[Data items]

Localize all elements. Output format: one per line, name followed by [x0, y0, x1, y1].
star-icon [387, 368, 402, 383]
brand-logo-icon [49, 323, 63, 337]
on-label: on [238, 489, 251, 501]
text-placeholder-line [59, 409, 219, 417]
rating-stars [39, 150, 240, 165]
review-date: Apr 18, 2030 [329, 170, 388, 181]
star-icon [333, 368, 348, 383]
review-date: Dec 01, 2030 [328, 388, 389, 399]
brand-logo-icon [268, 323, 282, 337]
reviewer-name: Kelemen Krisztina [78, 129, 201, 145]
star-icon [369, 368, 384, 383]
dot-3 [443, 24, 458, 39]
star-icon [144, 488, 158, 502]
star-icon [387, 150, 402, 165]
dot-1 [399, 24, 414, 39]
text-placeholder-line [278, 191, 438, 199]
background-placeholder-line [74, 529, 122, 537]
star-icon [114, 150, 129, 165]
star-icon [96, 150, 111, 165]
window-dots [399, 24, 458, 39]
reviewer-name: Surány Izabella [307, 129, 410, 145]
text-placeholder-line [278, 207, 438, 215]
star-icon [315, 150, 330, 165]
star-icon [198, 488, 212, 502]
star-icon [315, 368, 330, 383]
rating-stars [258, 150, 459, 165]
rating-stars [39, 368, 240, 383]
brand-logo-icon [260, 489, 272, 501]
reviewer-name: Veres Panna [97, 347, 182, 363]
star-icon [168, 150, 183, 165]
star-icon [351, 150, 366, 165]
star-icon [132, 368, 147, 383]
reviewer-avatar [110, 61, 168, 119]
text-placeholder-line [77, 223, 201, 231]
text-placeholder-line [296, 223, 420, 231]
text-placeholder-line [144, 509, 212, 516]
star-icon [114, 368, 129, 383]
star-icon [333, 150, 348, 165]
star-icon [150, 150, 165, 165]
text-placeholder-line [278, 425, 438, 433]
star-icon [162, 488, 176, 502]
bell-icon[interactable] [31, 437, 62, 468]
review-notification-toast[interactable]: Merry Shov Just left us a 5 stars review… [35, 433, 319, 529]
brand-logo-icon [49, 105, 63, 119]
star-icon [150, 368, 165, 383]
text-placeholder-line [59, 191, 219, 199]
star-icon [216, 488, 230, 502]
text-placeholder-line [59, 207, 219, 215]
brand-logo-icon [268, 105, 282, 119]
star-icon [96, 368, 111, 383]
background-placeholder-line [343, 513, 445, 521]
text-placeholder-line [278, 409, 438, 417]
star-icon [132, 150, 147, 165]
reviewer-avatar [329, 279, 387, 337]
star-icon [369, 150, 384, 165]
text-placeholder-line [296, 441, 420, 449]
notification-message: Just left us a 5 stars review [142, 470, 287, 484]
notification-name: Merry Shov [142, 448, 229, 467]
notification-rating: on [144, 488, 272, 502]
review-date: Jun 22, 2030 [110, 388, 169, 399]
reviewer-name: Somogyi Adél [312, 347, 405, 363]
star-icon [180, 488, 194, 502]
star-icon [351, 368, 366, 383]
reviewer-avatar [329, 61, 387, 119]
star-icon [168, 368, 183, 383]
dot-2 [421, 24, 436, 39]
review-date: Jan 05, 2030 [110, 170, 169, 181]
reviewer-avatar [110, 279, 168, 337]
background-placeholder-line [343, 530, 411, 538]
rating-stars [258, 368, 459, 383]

§ CHALLENGE:
Copy each line of the records above word for word, leaving none out.

§ RESULT OF THE EXERCISE:
Localize all elements. Output format: one per line, name followed by [x0, y0, x1, y1].
star-icon [387, 368, 402, 383]
brand-logo-icon [49, 323, 63, 337]
on-label: on [238, 489, 251, 501]
text-placeholder-line [59, 409, 219, 417]
rating-stars [39, 150, 240, 165]
review-date: Apr 18, 2030 [329, 170, 388, 181]
star-icon [333, 368, 348, 383]
review-date: Dec 01, 2030 [328, 388, 389, 399]
brand-logo-icon [268, 323, 282, 337]
reviewer-name: Kelemen Krisztina [78, 129, 201, 145]
star-icon [369, 368, 384, 383]
dot-3 [443, 24, 458, 39]
star-icon [144, 488, 158, 502]
star-icon [387, 150, 402, 165]
dot-1 [399, 24, 414, 39]
text-placeholder-line [278, 191, 438, 199]
background-placeholder-line [74, 529, 122, 537]
star-icon [114, 150, 129, 165]
star-icon [96, 150, 111, 165]
window-dots [399, 24, 458, 39]
reviewer-name: Surány Izabella [307, 129, 410, 145]
text-placeholder-line [278, 207, 438, 215]
star-icon [315, 150, 330, 165]
star-icon [198, 488, 212, 502]
star-icon [315, 368, 330, 383]
rating-stars [258, 150, 459, 165]
rating-stars [39, 368, 240, 383]
brand-logo-icon [260, 489, 272, 501]
reviewer-name: Veres Panna [97, 347, 182, 363]
star-icon [168, 150, 183, 165]
star-icon [351, 150, 366, 165]
star-icon [132, 368, 147, 383]
reviewer-avatar [110, 61, 168, 119]
text-placeholder-line [77, 223, 201, 231]
text-placeholder-line [296, 223, 420, 231]
text-placeholder-line [144, 509, 212, 516]
star-icon [114, 368, 129, 383]
star-icon [333, 150, 348, 165]
star-icon [150, 150, 165, 165]
text-placeholder-line [278, 425, 438, 433]
star-icon [162, 488, 176, 502]
bell-icon[interactable] [31, 437, 62, 468]
review-notification-toast[interactable]: Merry Shov Just left us a 5 stars review… [35, 433, 319, 529]
brand-logo-icon [49, 105, 63, 119]
star-icon [150, 368, 165, 383]
text-placeholder-line [59, 191, 219, 199]
star-icon [216, 488, 230, 502]
text-placeholder-line [59, 207, 219, 215]
brand-logo-icon [268, 105, 282, 119]
star-icon [96, 368, 111, 383]
background-placeholder-line [343, 513, 445, 521]
text-placeholder-line [278, 409, 438, 417]
star-icon [132, 150, 147, 165]
reviewer-avatar [329, 279, 387, 337]
star-icon [369, 150, 384, 165]
text-placeholder-line [296, 441, 420, 449]
notification-message: Just left us a 5 stars review [142, 470, 287, 484]
notification-name: Merry Shov [142, 448, 229, 467]
notification-rating: on [144, 488, 272, 502]
review-date: Jun 22, 2030 [110, 388, 169, 399]
reviewer-name: Somogyi Adél [312, 347, 405, 363]
star-icon [180, 488, 194, 502]
star-icon [351, 368, 366, 383]
reviewer-avatar [329, 61, 387, 119]
star-icon [168, 368, 183, 383]
dot-2 [421, 24, 436, 39]
review-date: Jan 05, 2030 [110, 170, 169, 181]
reviewer-avatar [110, 279, 168, 337]
background-placeholder-line [343, 530, 411, 538]
rating-stars [258, 368, 459, 383]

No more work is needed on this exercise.